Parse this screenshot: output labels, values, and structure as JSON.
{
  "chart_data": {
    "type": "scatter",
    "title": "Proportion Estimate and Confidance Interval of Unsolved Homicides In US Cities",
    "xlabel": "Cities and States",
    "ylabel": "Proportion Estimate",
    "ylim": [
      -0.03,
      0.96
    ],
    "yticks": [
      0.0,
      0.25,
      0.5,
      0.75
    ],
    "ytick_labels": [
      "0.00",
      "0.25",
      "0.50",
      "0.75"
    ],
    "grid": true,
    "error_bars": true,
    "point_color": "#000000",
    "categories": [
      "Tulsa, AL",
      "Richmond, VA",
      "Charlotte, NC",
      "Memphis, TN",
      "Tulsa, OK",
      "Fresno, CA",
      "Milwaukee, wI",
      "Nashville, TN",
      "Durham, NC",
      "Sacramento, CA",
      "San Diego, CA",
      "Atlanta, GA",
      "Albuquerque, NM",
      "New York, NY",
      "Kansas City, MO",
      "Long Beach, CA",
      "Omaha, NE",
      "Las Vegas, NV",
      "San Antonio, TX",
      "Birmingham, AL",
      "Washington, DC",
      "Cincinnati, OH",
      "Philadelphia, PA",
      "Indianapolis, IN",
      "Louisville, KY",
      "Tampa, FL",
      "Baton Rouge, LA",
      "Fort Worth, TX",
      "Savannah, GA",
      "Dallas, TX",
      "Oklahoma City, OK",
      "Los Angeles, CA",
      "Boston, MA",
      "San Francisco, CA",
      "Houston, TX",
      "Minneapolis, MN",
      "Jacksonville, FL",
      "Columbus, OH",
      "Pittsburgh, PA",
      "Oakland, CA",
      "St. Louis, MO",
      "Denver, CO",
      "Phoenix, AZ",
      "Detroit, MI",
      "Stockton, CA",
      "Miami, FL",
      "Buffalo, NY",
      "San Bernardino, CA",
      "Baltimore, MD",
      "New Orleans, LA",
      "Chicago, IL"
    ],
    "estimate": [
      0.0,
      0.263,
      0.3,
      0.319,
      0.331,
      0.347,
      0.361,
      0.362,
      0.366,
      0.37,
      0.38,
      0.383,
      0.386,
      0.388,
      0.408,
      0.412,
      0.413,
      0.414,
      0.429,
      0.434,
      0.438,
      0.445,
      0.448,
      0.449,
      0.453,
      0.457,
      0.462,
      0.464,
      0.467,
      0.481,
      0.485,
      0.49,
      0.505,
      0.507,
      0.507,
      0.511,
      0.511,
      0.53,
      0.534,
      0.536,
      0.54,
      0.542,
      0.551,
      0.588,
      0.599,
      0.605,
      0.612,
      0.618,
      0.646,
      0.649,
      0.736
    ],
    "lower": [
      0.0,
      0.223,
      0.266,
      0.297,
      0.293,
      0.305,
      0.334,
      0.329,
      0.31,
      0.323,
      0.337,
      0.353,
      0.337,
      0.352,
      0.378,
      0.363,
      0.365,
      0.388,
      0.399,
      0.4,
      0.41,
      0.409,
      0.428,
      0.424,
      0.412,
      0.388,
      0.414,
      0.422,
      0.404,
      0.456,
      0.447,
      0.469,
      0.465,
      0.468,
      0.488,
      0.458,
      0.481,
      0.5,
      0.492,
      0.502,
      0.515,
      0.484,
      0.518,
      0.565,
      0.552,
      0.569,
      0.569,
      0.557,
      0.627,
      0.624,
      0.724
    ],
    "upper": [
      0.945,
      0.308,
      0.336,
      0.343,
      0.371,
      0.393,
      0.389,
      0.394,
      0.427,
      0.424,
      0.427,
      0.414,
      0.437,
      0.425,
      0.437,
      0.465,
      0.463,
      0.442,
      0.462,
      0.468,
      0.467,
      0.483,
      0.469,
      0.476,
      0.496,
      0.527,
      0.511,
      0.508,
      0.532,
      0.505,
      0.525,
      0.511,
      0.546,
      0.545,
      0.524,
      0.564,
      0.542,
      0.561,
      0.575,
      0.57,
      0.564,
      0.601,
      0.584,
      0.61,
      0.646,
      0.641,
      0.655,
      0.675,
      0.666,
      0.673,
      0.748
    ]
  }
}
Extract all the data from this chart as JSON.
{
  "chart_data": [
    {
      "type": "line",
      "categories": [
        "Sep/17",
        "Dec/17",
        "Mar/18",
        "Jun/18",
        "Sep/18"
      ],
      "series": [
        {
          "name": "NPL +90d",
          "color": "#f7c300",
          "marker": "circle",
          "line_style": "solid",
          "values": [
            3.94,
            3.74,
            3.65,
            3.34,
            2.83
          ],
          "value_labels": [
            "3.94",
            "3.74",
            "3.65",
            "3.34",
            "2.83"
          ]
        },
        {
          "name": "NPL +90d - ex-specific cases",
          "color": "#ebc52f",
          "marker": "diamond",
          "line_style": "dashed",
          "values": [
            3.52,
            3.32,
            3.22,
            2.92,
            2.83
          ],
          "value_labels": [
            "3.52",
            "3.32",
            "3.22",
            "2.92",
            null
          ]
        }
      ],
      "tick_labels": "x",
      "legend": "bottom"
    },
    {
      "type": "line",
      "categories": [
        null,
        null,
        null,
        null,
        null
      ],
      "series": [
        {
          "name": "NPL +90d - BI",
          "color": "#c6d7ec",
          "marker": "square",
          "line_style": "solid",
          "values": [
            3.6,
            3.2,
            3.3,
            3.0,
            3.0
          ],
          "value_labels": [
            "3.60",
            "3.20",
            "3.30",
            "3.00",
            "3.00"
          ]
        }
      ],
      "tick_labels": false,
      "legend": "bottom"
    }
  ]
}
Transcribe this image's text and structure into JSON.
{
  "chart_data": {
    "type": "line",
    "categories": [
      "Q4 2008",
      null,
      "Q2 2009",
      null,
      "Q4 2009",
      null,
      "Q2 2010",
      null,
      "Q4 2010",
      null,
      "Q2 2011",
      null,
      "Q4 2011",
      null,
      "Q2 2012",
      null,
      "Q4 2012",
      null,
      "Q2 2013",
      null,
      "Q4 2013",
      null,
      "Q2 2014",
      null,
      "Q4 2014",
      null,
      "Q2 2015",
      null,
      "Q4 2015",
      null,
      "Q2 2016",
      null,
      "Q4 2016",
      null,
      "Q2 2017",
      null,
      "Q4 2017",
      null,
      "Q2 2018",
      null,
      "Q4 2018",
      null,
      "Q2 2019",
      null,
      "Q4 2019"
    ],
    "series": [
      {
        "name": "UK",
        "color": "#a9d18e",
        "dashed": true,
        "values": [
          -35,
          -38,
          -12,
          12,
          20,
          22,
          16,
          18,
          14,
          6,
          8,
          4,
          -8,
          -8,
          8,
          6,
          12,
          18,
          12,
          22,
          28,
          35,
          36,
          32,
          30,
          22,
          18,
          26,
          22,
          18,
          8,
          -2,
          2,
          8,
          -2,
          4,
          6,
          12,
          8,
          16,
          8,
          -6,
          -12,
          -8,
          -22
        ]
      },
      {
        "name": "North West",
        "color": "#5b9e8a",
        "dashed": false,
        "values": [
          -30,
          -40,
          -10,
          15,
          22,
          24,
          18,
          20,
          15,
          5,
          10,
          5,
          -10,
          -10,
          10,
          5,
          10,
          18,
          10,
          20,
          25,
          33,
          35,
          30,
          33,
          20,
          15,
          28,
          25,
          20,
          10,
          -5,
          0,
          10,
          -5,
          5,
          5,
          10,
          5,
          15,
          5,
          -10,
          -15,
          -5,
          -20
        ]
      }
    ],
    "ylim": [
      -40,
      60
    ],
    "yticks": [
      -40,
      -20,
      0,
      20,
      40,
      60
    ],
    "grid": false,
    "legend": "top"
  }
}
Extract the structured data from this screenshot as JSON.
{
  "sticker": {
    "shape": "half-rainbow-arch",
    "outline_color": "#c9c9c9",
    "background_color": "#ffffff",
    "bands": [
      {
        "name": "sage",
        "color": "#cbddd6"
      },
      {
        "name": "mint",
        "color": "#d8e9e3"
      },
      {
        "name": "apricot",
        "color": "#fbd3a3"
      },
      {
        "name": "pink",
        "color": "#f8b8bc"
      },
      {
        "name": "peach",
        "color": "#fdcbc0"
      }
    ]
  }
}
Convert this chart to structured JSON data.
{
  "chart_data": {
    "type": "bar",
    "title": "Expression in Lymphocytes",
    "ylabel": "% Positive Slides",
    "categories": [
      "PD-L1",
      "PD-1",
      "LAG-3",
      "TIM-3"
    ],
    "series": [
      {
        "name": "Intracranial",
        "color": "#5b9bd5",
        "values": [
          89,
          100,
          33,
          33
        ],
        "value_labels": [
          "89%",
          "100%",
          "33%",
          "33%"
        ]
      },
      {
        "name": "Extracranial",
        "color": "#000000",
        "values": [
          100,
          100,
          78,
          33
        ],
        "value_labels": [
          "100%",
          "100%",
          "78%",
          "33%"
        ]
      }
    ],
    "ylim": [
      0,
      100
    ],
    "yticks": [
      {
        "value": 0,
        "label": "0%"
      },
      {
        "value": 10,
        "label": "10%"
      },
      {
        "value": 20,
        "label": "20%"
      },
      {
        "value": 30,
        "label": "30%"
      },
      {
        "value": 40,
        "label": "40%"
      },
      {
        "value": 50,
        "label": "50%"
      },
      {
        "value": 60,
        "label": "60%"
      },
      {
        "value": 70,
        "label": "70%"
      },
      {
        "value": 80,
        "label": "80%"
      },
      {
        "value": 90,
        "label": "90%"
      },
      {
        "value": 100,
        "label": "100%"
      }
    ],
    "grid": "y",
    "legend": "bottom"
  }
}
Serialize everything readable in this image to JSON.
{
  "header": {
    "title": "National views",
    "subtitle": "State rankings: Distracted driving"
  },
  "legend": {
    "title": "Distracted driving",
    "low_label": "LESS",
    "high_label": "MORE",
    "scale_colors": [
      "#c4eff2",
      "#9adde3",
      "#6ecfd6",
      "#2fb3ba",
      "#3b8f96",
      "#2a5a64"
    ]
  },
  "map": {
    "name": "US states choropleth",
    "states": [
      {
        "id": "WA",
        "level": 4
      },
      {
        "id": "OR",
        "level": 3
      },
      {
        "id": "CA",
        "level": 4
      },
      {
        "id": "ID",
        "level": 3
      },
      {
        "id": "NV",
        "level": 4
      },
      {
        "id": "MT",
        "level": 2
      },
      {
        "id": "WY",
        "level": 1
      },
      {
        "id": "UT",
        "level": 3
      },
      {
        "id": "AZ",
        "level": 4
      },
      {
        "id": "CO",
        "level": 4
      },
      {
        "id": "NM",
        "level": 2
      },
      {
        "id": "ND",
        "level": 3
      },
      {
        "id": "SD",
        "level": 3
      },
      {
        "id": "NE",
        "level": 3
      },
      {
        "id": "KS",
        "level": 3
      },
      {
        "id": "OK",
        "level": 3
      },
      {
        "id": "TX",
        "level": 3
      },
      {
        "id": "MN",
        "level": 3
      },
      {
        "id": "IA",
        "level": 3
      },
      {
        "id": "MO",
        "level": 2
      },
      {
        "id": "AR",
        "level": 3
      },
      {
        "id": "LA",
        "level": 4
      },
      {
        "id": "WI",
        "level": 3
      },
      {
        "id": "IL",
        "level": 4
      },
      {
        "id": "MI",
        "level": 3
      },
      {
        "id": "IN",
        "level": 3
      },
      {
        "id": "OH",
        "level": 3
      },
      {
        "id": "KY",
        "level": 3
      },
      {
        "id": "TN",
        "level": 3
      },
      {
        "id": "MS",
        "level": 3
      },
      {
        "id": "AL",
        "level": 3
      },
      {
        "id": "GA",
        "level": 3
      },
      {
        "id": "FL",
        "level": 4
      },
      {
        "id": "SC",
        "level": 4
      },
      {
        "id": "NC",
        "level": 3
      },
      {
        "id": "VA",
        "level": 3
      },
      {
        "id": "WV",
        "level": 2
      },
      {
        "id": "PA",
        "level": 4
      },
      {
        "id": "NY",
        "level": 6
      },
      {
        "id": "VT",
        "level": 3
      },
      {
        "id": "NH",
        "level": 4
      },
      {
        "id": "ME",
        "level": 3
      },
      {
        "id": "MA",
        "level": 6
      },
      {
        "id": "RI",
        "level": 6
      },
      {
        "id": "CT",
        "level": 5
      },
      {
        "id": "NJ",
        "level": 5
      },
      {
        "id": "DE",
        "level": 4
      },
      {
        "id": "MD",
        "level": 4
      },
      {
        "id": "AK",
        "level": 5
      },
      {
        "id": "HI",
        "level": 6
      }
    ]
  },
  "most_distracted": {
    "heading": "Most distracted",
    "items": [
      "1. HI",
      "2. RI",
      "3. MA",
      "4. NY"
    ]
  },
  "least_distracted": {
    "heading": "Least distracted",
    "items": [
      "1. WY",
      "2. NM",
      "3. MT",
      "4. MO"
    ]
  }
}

= = = =

From the data above, show each line that contains "screenshot".

Parse this screenshot: output labels, values, and structure as JSON.
Extract the structured data from this screenshot as JSON.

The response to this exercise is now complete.